[WHAT IS NEEDED]
Leave the pictures out. Return all other data exactly.

[DATA]
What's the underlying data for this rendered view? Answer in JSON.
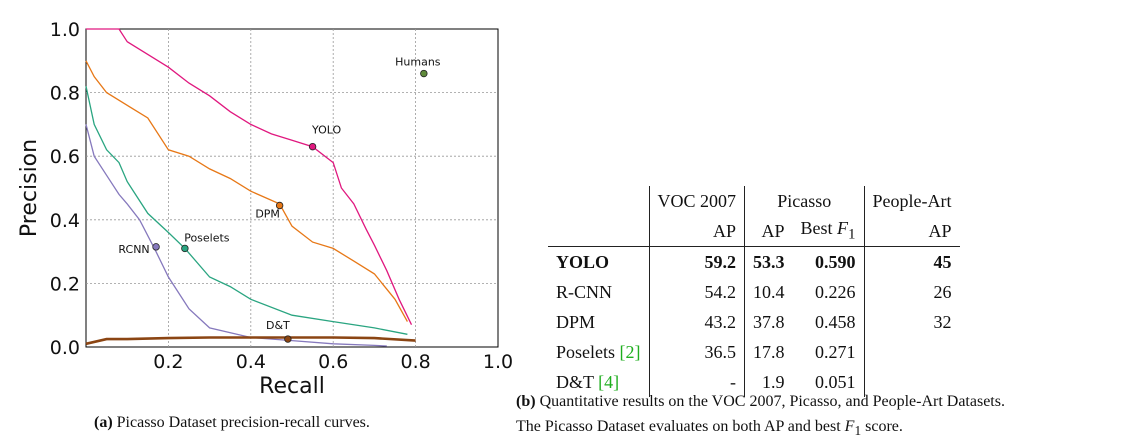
{
  "chart_data": {
    "type": "line",
    "xlabel": "Recall",
    "ylabel": "Precision",
    "xlim": [
      0.0,
      1.0
    ],
    "ylim": [
      0.0,
      1.0
    ],
    "xticks": [
      "0.2",
      "0.4",
      "0.6",
      "0.8",
      "1.0"
    ],
    "yticks": [
      "0.0",
      "0.2",
      "0.4",
      "0.6",
      "0.8",
      "1.0"
    ],
    "grid": true,
    "series": [
      {
        "name": "YOLO",
        "color": "#e0187f",
        "x": [
          0.0,
          0.08,
          0.1,
          0.15,
          0.2,
          0.25,
          0.3,
          0.35,
          0.4,
          0.45,
          0.5,
          0.55,
          0.6,
          0.62,
          0.65,
          0.68,
          0.7,
          0.73,
          0.76,
          0.79
        ],
        "y": [
          1.0,
          1.0,
          0.96,
          0.92,
          0.88,
          0.83,
          0.79,
          0.74,
          0.7,
          0.67,
          0.65,
          0.63,
          0.58,
          0.5,
          0.45,
          0.37,
          0.32,
          0.24,
          0.15,
          0.07
        ]
      },
      {
        "name": "DPM",
        "color": "#e77817",
        "x": [
          0.0,
          0.02,
          0.05,
          0.1,
          0.15,
          0.2,
          0.25,
          0.3,
          0.35,
          0.4,
          0.47,
          0.5,
          0.55,
          0.6,
          0.65,
          0.7,
          0.75,
          0.78
        ],
        "y": [
          0.9,
          0.85,
          0.8,
          0.76,
          0.72,
          0.62,
          0.6,
          0.56,
          0.53,
          0.49,
          0.45,
          0.38,
          0.33,
          0.31,
          0.27,
          0.23,
          0.15,
          0.08
        ]
      },
      {
        "name": "Poselets",
        "color": "#2aa581",
        "x": [
          0.0,
          0.02,
          0.05,
          0.08,
          0.1,
          0.15,
          0.2,
          0.24,
          0.3,
          0.35,
          0.4,
          0.5,
          0.6,
          0.7,
          0.78
        ],
        "y": [
          0.82,
          0.7,
          0.62,
          0.58,
          0.52,
          0.42,
          0.36,
          0.31,
          0.22,
          0.19,
          0.15,
          0.1,
          0.08,
          0.06,
          0.04
        ]
      },
      {
        "name": "RCNN",
        "color": "#8679bd",
        "x": [
          0.0,
          0.02,
          0.05,
          0.08,
          0.1,
          0.13,
          0.17,
          0.2,
          0.25,
          0.3,
          0.4,
          0.5,
          0.6,
          0.7,
          0.73
        ],
        "y": [
          0.7,
          0.6,
          0.54,
          0.48,
          0.45,
          0.4,
          0.3,
          0.22,
          0.12,
          0.06,
          0.03,
          0.02,
          0.01,
          0.005,
          0.003
        ]
      },
      {
        "name": "D&T",
        "color": "#8b4513",
        "x": [
          0.0,
          0.05,
          0.1,
          0.2,
          0.3,
          0.4,
          0.5,
          0.6,
          0.7,
          0.8
        ],
        "y": [
          0.01,
          0.025,
          0.025,
          0.028,
          0.03,
          0.03,
          0.03,
          0.03,
          0.028,
          0.02
        ]
      }
    ],
    "points": [
      {
        "label": "Humans",
        "x": 0.82,
        "y": 0.86,
        "color": "#5f8a3a"
      },
      {
        "label": "YOLO",
        "x": 0.55,
        "y": 0.63,
        "color": "#e0187f"
      },
      {
        "label": "DPM",
        "x": 0.47,
        "y": 0.445,
        "color": "#e77817"
      },
      {
        "label": "Poselets",
        "x": 0.24,
        "y": 0.31,
        "color": "#2aa581"
      },
      {
        "label": "RCNN",
        "x": 0.17,
        "y": 0.315,
        "color": "#8679bd"
      },
      {
        "label": "D&T",
        "x": 0.49,
        "y": 0.025,
        "color": "#8b4513"
      }
    ]
  },
  "caption_a": {
    "tag": "(a)",
    "text": " Picasso Dataset precision-recall curves."
  },
  "table": {
    "header1": {
      "voc": "VOC 2007",
      "picasso": "Picasso",
      "people_art": "People-Art"
    },
    "header2": {
      "ap1": "AP",
      "ap2": "AP",
      "bestf_prefix": "Best ",
      "bestf_var": "F",
      "bestf_sub": "1",
      "ap3": "AP"
    },
    "rows": [
      {
        "name": "YOLO",
        "cite": "",
        "voc": "59.2",
        "pic_ap": "53.3",
        "pic_f1": "0.590",
        "pa": "45"
      },
      {
        "name": "R-CNN",
        "cite": "",
        "voc": "54.2",
        "pic_ap": "10.4",
        "pic_f1": "0.226",
        "pa": "26"
      },
      {
        "name": "DPM",
        "cite": "",
        "voc": "43.2",
        "pic_ap": "37.8",
        "pic_f1": "0.458",
        "pa": "32"
      },
      {
        "name": "Poselets ",
        "cite": "[2]",
        "voc": "36.5",
        "pic_ap": "17.8",
        "pic_f1": "0.271",
        "pa": ""
      },
      {
        "name": "D&T ",
        "cite": "[4]",
        "voc": "-",
        "pic_ap": "1.9",
        "pic_f1": "0.051",
        "pa": ""
      }
    ]
  },
  "caption_b": {
    "tag": "(b)",
    "line1": " Quantitative results on the VOC 2007, Picasso, and People-Art Datasets.",
    "line2_prefix": "The Picasso Dataset evaluates on both AP and best ",
    "line2_var": "F",
    "line2_sub": "1",
    "line2_suffix": " score."
  }
}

[COMPLETE ANSWER]
What's the underlying data for this rendered view? Answer in JSON.
{
  "chart_data": {
    "type": "line",
    "xlabel": "Recall",
    "ylabel": "Precision",
    "xlim": [
      0.0,
      1.0
    ],
    "ylim": [
      0.0,
      1.0
    ],
    "xticks": [
      "0.2",
      "0.4",
      "0.6",
      "0.8",
      "1.0"
    ],
    "yticks": [
      "0.0",
      "0.2",
      "0.4",
      "0.6",
      "0.8",
      "1.0"
    ],
    "grid": true,
    "series": [
      {
        "name": "YOLO",
        "color": "#e0187f",
        "x": [
          0.0,
          0.08,
          0.1,
          0.15,
          0.2,
          0.25,
          0.3,
          0.35,
          0.4,
          0.45,
          0.5,
          0.55,
          0.6,
          0.62,
          0.65,
          0.68,
          0.7,
          0.73,
          0.76,
          0.79
        ],
        "y": [
          1.0,
          1.0,
          0.96,
          0.92,
          0.88,
          0.83,
          0.79,
          0.74,
          0.7,
          0.67,
          0.65,
          0.63,
          0.58,
          0.5,
          0.45,
          0.37,
          0.32,
          0.24,
          0.15,
          0.07
        ]
      },
      {
        "name": "DPM",
        "color": "#e77817",
        "x": [
          0.0,
          0.02,
          0.05,
          0.1,
          0.15,
          0.2,
          0.25,
          0.3,
          0.35,
          0.4,
          0.47,
          0.5,
          0.55,
          0.6,
          0.65,
          0.7,
          0.75,
          0.78
        ],
        "y": [
          0.9,
          0.85,
          0.8,
          0.76,
          0.72,
          0.62,
          0.6,
          0.56,
          0.53,
          0.49,
          0.45,
          0.38,
          0.33,
          0.31,
          0.27,
          0.23,
          0.15,
          0.08
        ]
      },
      {
        "name": "Poselets",
        "color": "#2aa581",
        "x": [
          0.0,
          0.02,
          0.05,
          0.08,
          0.1,
          0.15,
          0.2,
          0.24,
          0.3,
          0.35,
          0.4,
          0.5,
          0.6,
          0.7,
          0.78
        ],
        "y": [
          0.82,
          0.7,
          0.62,
          0.58,
          0.52,
          0.42,
          0.36,
          0.31,
          0.22,
          0.19,
          0.15,
          0.1,
          0.08,
          0.06,
          0.04
        ]
      },
      {
        "name": "RCNN",
        "color": "#8679bd",
        "x": [
          0.0,
          0.02,
          0.05,
          0.08,
          0.1,
          0.13,
          0.17,
          0.2,
          0.25,
          0.3,
          0.4,
          0.5,
          0.6,
          0.7,
          0.73
        ],
        "y": [
          0.7,
          0.6,
          0.54,
          0.48,
          0.45,
          0.4,
          0.3,
          0.22,
          0.12,
          0.06,
          0.03,
          0.02,
          0.01,
          0.005,
          0.003
        ]
      },
      {
        "name": "D&T",
        "color": "#8b4513",
        "x": [
          0.0,
          0.05,
          0.1,
          0.2,
          0.3,
          0.4,
          0.5,
          0.6,
          0.7,
          0.8
        ],
        "y": [
          0.01,
          0.025,
          0.025,
          0.028,
          0.03,
          0.03,
          0.03,
          0.03,
          0.028,
          0.02
        ]
      }
    ],
    "points": [
      {
        "label": "Humans",
        "x": 0.82,
        "y": 0.86,
        "color": "#5f8a3a"
      },
      {
        "label": "YOLO",
        "x": 0.55,
        "y": 0.63,
        "color": "#e0187f"
      },
      {
        "label": "DPM",
        "x": 0.47,
        "y": 0.445,
        "color": "#e77817"
      },
      {
        "label": "Poselets",
        "x": 0.24,
        "y": 0.31,
        "color": "#2aa581"
      },
      {
        "label": "RCNN",
        "x": 0.17,
        "y": 0.315,
        "color": "#8679bd"
      },
      {
        "label": "D&T",
        "x": 0.49,
        "y": 0.025,
        "color": "#8b4513"
      }
    ]
  },
  "caption_a": {
    "tag": "(a)",
    "text": " Picasso Dataset precision-recall curves."
  },
  "table": {
    "header1": {
      "voc": "VOC 2007",
      "picasso": "Picasso",
      "people_art": "People-Art"
    },
    "header2": {
      "ap1": "AP",
      "ap2": "AP",
      "bestf_prefix": "Best ",
      "bestf_var": "F",
      "bestf_sub": "1",
      "ap3": "AP"
    },
    "rows": [
      {
        "name": "YOLO",
        "cite": "",
        "voc": "59.2",
        "pic_ap": "53.3",
        "pic_f1": "0.590",
        "pa": "45"
      },
      {
        "name": "R-CNN",
        "cite": "",
        "voc": "54.2",
        "pic_ap": "10.4",
        "pic_f1": "0.226",
        "pa": "26"
      },
      {
        "name": "DPM",
        "cite": "",
        "voc": "43.2",
        "pic_ap": "37.8",
        "pic_f1": "0.458",
        "pa": "32"
      },
      {
        "name": "Poselets ",
        "cite": "[2]",
        "voc": "36.5",
        "pic_ap": "17.8",
        "pic_f1": "0.271",
        "pa": ""
      },
      {
        "name": "D&T ",
        "cite": "[4]",
        "voc": "-",
        "pic_ap": "1.9",
        "pic_f1": "0.051",
        "pa": ""
      }
    ]
  },
  "caption_b": {
    "tag": "(b)",
    "line1": " Quantitative results on the VOC 2007, Picasso, and People-Art Datasets.",
    "line2_prefix": "The Picasso Dataset evaluates on both AP and best ",
    "line2_var": "F",
    "line2_sub": "1",
    "line2_suffix": " score."
  }
}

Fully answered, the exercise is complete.